EXTRACTED INFORMATION —
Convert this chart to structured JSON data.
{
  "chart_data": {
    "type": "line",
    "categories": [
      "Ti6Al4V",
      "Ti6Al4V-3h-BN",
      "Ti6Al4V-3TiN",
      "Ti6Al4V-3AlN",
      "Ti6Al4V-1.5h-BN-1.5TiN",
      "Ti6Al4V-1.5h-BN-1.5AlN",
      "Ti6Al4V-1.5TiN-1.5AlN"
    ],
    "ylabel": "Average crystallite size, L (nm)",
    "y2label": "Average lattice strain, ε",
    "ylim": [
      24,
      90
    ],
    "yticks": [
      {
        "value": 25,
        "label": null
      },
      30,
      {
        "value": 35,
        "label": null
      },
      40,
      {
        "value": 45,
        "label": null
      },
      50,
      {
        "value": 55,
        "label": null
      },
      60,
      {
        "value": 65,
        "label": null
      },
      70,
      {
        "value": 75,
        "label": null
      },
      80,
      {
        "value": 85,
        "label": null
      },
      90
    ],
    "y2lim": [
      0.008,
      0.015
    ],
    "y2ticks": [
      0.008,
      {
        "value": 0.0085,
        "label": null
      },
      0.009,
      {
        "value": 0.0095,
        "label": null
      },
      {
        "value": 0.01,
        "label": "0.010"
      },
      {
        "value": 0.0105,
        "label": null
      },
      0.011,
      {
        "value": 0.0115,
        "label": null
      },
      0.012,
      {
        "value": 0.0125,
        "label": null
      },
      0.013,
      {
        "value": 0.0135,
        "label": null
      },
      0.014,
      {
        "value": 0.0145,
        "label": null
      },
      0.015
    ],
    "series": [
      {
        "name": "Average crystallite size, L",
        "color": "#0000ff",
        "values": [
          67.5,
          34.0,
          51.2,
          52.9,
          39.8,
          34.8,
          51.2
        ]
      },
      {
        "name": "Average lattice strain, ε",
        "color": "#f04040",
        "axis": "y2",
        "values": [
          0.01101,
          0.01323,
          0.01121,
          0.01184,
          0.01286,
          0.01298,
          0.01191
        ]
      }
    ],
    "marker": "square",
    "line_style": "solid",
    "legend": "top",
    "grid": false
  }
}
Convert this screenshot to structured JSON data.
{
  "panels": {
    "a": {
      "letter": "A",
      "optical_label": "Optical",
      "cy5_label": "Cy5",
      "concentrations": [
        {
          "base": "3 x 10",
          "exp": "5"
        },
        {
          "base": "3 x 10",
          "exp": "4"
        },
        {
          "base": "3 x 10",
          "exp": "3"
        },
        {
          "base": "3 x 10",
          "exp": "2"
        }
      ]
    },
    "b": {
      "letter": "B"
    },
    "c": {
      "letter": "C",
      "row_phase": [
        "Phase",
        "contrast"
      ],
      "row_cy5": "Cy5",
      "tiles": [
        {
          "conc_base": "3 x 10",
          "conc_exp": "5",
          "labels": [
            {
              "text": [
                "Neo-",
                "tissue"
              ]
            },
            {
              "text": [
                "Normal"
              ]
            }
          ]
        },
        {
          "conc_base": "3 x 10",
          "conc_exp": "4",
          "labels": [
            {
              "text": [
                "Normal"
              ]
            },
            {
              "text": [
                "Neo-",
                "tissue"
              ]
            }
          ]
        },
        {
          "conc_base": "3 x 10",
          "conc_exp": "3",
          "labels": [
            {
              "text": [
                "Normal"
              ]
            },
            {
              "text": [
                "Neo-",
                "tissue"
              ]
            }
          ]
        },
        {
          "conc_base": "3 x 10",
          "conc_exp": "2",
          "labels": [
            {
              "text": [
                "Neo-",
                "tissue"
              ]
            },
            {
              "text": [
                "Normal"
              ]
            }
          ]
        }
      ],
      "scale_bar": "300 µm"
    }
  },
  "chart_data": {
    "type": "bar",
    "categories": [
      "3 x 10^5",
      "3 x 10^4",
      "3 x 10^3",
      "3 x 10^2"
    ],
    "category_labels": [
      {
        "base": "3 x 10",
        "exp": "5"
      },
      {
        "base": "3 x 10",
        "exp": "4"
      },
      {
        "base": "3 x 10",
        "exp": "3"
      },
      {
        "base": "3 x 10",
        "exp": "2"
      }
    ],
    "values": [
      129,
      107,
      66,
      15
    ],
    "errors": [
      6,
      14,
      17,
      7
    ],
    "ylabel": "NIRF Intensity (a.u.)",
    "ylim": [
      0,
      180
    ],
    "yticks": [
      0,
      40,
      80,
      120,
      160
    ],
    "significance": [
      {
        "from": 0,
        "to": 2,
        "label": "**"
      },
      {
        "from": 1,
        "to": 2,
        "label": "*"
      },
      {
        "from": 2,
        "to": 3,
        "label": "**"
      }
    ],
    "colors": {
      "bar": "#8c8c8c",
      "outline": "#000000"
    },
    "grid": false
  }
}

EXERCISE PROMPT — Extract the data in full. Keep it word for word.

RESULT BELOW —
Convert this chart to structured JSON data.
{
  "chart_data": {
    "type": "line",
    "categories": [
      "Ti6Al4V",
      "Ti6Al4V-3h-BN",
      "Ti6Al4V-3TiN",
      "Ti6Al4V-3AlN",
      "Ti6Al4V-1.5h-BN-1.5TiN",
      "Ti6Al4V-1.5h-BN-1.5AlN",
      "Ti6Al4V-1.5TiN-1.5AlN"
    ],
    "ylabel": "Average crystallite size, L (nm)",
    "y2label": "Average lattice strain, ε",
    "ylim": [
      24,
      90
    ],
    "yticks": [
      {
        "value": 25,
        "label": null
      },
      30,
      {
        "value": 35,
        "label": null
      },
      40,
      {
        "value": 45,
        "label": null
      },
      50,
      {
        "value": 55,
        "label": null
      },
      60,
      {
        "value": 65,
        "label": null
      },
      70,
      {
        "value": 75,
        "label": null
      },
      80,
      {
        "value": 85,
        "label": null
      },
      90
    ],
    "y2lim": [
      0.008,
      0.015
    ],
    "y2ticks": [
      0.008,
      {
        "value": 0.0085,
        "label": null
      },
      0.009,
      {
        "value": 0.0095,
        "label": null
      },
      {
        "value": 0.01,
        "label": "0.010"
      },
      {
        "value": 0.0105,
        "label": null
      },
      0.011,
      {
        "value": 0.0115,
        "label": null
      },
      0.012,
      {
        "value": 0.0125,
        "label": null
      },
      0.013,
      {
        "value": 0.0135,
        "label": null
      },
      0.014,
      {
        "value": 0.0145,
        "label": null
      },
      0.015
    ],
    "series": [
      {
        "name": "Average crystallite size, L",
        "color": "#0000ff",
        "values": [
          67.5,
          34.0,
          51.2,
          52.9,
          39.8,
          34.8,
          51.2
        ]
      },
      {
        "name": "Average lattice strain, ε",
        "color": "#f04040",
        "axis": "y2",
        "values": [
          0.01101,
          0.01323,
          0.01121,
          0.01184,
          0.01286,
          0.01298,
          0.01191
        ]
      }
    ],
    "marker": "square",
    "line_style": "solid",
    "legend": "top",
    "grid": false
  }
}
Convert this screenshot to structured JSON data.
{
  "panels": {
    "a": {
      "letter": "A",
      "optical_label": "Optical",
      "cy5_label": "Cy5",
      "concentrations": [
        {
          "base": "3 x 10",
          "exp": "5"
        },
        {
          "base": "3 x 10",
          "exp": "4"
        },
        {
          "base": "3 x 10",
          "exp": "3"
        },
        {
          "base": "3 x 10",
          "exp": "2"
        }
      ]
    },
    "b": {
      "letter": "B"
    },
    "c": {
      "letter": "C",
      "row_phase": [
        "Phase",
        "contrast"
      ],
      "row_cy5": "Cy5",
      "tiles": [
        {
          "conc_base": "3 x 10",
          "conc_exp": "5",
          "labels": [
            {
              "text": [
                "Neo-",
                "tissue"
              ]
            },
            {
              "text": [
                "Normal"
              ]
            }
          ]
        },
        {
          "conc_base": "3 x 10",
          "conc_exp": "4",
          "labels": [
            {
              "text": [
                "Normal"
              ]
            },
            {
              "text": [
                "Neo-",
                "tissue"
              ]
            }
          ]
        },
        {
          "conc_base": "3 x 10",
          "conc_exp": "3",
          "labels": [
            {
              "text": [
                "Normal"
              ]
            },
            {
              "text": [
                "Neo-",
                "tissue"
              ]
            }
          ]
        },
        {
          "conc_base": "3 x 10",
          "conc_exp": "2",
          "labels": [
            {
              "text": [
                "Neo-",
                "tissue"
              ]
            },
            {
              "text": [
                "Normal"
              ]
            }
          ]
        }
      ],
      "scale_bar": "300 µm"
    }
  },
  "chart_data": {
    "type": "bar",
    "categories": [
      "3 x 10^5",
      "3 x 10^4",
      "3 x 10^3",
      "3 x 10^2"
    ],
    "category_labels": [
      {
        "base": "3 x 10",
        "exp": "5"
      },
      {
        "base": "3 x 10",
        "exp": "4"
      },
      {
        "base": "3 x 10",
        "exp": "3"
      },
      {
        "base": "3 x 10",
        "exp": "2"
      }
    ],
    "values": [
      129,
      107,
      66,
      15
    ],
    "errors": [
      6,
      14,
      17,
      7
    ],
    "ylabel": "NIRF Intensity (a.u.)",
    "ylim": [
      0,
      180
    ],
    "yticks": [
      0,
      40,
      80,
      120,
      160
    ],
    "significance": [
      {
        "from": 0,
        "to": 2,
        "label": "**"
      },
      {
        "from": 1,
        "to": 2,
        "label": "*"
      },
      {
        "from": 2,
        "to": 3,
        "label": "**"
      }
    ],
    "colors": {
      "bar": "#8c8c8c",
      "outline": "#000000"
    },
    "grid": false
  }
}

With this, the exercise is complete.